**Your objective:** Copy out every line of the records where the string "Hours" occurs.

**Material provided:**

==============================

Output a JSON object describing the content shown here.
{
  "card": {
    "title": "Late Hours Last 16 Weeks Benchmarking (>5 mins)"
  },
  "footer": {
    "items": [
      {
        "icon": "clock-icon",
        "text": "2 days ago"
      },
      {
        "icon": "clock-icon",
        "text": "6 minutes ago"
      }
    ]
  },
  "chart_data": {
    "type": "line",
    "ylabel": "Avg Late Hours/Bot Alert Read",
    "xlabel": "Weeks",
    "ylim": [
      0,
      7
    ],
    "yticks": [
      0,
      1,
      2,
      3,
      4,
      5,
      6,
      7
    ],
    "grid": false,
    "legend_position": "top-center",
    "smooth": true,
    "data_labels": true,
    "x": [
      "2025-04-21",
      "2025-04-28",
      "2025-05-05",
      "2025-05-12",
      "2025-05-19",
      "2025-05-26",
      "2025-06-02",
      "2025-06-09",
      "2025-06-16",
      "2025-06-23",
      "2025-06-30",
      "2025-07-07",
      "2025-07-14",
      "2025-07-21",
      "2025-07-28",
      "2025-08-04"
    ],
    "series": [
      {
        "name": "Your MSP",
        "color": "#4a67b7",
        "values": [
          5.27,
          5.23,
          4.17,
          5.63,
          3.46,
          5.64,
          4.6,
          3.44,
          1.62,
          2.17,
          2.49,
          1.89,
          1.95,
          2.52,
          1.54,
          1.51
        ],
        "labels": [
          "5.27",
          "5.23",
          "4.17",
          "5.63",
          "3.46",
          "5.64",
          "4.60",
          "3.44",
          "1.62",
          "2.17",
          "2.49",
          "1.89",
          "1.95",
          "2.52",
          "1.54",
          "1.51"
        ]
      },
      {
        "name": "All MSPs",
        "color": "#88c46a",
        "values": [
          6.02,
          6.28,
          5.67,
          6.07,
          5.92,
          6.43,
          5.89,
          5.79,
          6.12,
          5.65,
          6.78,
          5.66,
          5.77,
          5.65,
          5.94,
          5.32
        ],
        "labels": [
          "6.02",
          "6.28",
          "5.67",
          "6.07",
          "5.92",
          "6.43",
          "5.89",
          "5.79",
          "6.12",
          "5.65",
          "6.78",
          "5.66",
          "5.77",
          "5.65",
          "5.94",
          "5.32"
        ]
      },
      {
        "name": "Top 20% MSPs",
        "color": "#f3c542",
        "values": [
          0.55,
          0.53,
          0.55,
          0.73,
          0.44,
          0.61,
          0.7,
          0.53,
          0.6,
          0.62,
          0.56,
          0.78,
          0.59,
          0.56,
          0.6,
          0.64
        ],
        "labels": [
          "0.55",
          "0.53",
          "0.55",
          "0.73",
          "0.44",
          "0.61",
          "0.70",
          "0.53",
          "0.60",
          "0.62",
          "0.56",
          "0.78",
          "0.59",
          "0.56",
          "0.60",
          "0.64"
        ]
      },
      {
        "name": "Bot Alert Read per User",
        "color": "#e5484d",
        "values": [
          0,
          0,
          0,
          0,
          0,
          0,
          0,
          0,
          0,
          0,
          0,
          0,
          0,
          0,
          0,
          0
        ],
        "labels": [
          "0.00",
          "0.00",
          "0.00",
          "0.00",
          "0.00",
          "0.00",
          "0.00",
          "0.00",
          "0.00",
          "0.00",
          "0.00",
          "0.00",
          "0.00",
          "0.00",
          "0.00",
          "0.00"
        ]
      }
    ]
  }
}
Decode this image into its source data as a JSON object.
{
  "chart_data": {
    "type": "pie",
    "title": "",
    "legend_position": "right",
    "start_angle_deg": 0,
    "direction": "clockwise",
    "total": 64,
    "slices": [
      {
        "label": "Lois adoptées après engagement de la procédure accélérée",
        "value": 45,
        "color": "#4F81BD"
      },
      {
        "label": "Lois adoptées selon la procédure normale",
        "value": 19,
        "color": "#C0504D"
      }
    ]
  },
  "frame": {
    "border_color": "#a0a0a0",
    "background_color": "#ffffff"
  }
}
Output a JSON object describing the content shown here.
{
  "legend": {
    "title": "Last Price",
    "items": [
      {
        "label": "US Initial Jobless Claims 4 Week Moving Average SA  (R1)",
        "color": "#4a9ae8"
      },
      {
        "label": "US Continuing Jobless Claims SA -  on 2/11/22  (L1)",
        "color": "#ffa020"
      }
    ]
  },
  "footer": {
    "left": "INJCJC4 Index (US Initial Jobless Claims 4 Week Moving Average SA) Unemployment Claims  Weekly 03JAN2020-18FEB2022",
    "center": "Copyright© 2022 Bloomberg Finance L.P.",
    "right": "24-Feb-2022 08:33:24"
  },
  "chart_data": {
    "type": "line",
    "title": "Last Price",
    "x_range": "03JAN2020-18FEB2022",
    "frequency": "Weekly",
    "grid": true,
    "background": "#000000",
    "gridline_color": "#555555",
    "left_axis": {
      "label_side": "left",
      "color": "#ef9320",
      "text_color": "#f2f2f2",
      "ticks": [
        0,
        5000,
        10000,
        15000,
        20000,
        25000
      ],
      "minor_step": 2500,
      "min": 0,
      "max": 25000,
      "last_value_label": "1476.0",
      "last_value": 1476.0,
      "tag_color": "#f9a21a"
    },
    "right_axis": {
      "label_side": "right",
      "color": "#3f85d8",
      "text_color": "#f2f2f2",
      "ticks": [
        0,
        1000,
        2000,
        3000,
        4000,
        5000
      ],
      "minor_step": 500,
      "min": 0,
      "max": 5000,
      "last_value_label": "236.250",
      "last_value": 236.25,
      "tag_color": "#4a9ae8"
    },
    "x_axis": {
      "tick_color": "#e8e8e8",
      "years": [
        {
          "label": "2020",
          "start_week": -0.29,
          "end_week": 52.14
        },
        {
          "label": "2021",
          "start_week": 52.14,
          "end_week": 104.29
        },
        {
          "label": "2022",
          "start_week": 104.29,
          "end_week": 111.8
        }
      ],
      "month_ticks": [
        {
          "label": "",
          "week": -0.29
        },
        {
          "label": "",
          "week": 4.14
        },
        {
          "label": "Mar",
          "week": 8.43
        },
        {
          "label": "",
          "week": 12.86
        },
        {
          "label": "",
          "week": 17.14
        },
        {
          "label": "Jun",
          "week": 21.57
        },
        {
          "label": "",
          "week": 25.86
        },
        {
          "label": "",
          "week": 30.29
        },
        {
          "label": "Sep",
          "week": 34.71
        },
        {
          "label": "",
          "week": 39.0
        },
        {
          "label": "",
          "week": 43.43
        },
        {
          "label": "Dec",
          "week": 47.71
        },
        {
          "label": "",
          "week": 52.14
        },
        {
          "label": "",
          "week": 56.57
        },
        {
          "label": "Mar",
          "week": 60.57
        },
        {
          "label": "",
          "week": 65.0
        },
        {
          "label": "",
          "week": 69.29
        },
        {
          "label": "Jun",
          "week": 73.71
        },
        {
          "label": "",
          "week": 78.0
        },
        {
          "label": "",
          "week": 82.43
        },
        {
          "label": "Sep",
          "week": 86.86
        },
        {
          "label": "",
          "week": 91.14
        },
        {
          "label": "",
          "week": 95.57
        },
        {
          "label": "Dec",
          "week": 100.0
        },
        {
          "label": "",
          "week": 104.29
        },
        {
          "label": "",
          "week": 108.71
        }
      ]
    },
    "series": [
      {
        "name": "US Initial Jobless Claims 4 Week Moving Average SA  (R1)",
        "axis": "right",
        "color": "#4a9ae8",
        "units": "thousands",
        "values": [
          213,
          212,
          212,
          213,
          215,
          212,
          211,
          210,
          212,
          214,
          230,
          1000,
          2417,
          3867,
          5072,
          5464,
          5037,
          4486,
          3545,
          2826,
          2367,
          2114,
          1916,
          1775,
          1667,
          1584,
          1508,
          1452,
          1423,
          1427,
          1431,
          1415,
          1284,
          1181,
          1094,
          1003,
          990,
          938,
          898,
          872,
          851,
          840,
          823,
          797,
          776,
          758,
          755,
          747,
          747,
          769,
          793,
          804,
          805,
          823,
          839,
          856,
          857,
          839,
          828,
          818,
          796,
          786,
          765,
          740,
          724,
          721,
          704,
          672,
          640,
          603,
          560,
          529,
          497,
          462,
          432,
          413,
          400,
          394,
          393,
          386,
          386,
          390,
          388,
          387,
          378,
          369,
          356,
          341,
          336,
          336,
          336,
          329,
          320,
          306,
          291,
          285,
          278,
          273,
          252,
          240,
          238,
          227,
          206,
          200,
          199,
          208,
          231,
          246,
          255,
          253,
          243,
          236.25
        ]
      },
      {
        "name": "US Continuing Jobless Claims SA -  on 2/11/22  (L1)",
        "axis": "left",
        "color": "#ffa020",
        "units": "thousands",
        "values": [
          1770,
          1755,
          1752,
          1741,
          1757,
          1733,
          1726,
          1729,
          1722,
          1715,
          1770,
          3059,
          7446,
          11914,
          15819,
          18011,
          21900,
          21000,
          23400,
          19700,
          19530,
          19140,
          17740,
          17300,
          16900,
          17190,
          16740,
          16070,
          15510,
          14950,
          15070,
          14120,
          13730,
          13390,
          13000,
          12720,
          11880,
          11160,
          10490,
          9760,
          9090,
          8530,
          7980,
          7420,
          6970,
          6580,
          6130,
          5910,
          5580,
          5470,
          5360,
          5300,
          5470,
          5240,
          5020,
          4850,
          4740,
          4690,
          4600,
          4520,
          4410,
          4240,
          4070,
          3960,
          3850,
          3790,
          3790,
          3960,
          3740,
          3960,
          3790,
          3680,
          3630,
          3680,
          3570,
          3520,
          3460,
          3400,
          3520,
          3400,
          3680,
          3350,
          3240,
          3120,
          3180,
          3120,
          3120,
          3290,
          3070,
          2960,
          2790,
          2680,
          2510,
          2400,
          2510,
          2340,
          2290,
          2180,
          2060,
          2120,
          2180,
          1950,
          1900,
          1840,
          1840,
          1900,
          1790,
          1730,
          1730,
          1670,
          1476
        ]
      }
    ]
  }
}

==============================

**The output:**
    "title": "Late Hours Last 16 Weeks Benchmarking (>5 mins)"
    "ylabel": "Avg Late Hours/Bot Alert Read",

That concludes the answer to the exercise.